→ Records to use:
%%

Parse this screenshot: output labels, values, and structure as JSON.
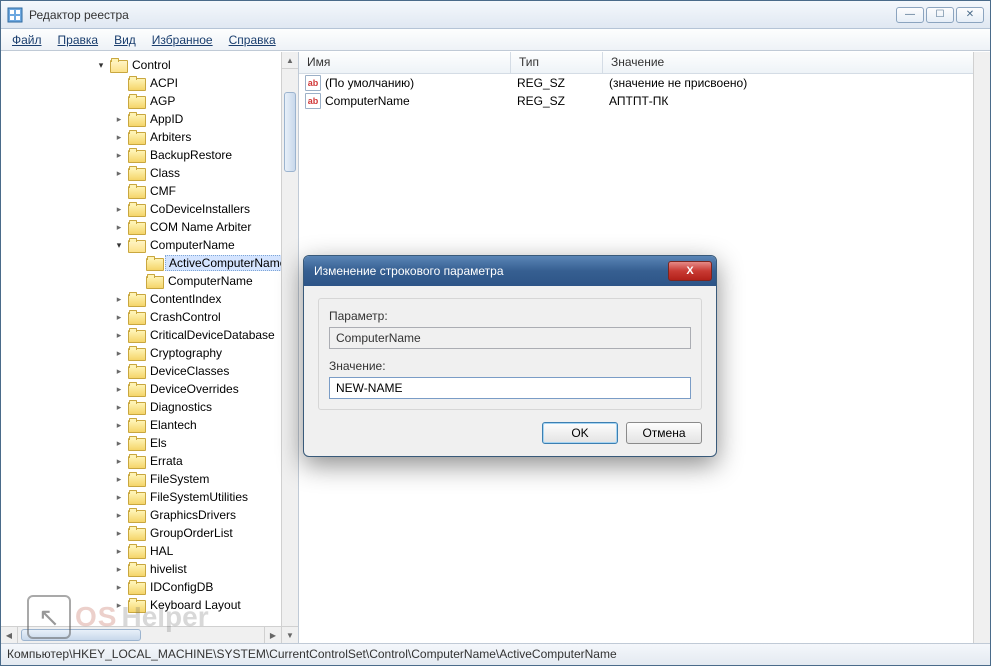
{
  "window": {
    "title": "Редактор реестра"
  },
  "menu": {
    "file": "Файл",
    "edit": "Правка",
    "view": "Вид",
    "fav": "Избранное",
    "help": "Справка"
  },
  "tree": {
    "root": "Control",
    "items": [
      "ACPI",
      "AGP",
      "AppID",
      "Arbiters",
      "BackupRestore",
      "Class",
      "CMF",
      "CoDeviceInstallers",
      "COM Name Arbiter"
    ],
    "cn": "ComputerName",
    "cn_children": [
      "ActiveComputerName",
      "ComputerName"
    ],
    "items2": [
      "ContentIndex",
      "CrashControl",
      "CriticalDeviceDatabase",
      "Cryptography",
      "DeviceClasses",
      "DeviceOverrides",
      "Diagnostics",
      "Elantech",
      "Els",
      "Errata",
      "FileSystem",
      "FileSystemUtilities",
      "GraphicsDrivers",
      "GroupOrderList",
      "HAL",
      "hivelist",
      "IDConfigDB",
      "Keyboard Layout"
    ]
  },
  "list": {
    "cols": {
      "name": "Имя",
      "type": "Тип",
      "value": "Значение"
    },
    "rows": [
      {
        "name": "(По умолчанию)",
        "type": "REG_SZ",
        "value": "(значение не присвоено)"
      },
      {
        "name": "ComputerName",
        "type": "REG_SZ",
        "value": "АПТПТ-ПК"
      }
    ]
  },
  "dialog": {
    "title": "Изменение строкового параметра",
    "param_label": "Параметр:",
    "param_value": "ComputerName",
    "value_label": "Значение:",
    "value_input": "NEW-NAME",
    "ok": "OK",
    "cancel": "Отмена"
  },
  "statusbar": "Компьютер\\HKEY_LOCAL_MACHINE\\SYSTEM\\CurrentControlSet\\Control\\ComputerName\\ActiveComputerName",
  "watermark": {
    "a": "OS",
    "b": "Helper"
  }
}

%%
%%

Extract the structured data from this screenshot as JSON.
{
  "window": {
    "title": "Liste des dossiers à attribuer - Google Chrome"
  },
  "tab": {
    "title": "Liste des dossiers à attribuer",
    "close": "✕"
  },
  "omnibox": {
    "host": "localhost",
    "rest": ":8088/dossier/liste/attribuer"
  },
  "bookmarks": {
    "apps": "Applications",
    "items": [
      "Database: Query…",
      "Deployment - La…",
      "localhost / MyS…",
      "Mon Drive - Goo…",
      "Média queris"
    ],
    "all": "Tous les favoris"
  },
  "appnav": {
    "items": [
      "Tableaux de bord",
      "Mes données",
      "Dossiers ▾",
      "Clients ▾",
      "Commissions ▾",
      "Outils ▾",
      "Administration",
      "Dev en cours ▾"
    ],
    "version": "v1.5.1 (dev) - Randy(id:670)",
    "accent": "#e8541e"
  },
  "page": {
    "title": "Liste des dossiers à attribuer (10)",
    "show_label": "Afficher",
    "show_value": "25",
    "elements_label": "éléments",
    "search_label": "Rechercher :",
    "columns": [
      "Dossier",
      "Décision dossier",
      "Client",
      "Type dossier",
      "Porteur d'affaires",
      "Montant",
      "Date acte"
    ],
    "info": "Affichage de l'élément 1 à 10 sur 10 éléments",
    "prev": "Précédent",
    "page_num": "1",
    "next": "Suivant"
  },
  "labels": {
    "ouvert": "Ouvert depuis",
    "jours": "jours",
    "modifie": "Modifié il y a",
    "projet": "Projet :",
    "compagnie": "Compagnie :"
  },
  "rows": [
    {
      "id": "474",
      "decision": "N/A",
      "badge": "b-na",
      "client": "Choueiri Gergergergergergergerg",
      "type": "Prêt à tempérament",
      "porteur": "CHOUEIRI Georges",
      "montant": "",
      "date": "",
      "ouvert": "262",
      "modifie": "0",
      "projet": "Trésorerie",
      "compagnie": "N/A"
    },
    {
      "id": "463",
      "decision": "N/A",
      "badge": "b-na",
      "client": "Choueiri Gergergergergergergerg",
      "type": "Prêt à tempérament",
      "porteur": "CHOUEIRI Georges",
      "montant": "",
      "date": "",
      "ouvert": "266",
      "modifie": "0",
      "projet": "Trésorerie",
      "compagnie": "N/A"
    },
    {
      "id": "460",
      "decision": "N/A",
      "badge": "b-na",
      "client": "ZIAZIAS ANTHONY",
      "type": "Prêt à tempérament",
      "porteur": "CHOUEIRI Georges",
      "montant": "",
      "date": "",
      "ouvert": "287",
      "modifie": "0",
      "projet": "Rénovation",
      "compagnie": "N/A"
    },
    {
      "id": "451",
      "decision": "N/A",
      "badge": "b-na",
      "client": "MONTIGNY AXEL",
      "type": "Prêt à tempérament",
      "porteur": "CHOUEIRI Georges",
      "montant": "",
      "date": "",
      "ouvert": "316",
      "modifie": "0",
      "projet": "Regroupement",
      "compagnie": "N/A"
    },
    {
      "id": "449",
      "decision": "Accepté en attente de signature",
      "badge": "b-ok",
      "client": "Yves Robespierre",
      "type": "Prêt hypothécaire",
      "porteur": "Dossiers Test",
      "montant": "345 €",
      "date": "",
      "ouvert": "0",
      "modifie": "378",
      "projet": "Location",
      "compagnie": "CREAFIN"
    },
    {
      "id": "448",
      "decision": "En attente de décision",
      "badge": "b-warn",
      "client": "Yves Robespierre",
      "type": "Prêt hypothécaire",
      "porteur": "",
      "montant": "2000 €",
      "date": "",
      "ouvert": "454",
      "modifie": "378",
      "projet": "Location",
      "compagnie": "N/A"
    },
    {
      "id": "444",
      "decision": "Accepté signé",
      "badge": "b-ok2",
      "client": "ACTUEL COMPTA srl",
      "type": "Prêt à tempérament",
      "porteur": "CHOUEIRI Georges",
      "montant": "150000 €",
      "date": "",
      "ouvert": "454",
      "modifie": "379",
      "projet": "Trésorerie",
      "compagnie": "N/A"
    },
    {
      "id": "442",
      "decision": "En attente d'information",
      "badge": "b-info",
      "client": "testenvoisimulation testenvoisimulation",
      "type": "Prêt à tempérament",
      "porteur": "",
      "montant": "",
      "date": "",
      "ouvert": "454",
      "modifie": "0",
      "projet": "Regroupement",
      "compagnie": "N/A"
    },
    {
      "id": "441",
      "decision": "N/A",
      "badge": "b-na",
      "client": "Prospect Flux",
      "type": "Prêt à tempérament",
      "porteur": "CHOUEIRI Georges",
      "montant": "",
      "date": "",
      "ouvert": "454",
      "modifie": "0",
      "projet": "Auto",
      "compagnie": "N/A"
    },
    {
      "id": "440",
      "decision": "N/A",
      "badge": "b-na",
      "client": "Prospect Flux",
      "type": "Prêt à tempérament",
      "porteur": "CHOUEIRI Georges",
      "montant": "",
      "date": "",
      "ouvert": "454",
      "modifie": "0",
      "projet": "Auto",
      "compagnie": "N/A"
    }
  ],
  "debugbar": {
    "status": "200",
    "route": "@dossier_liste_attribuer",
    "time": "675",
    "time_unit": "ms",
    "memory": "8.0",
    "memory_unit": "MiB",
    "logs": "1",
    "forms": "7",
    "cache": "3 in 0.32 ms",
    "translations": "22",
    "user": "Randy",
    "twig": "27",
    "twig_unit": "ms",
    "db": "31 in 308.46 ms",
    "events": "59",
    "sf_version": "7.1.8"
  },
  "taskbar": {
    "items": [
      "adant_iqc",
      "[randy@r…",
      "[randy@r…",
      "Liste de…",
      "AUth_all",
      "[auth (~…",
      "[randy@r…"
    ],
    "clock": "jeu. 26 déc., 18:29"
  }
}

%%

Pull out all lines from the entries above that include the word "ActiveComputerName".

→ Answer to this task:
      "ActiveComputerName",
  "statusbar": "Компьютер\\HKEY_LOCAL_MACHINE\\SYSTEM\\CurrentControlSet\\Control\\ComputerName\\ActiveComputerName",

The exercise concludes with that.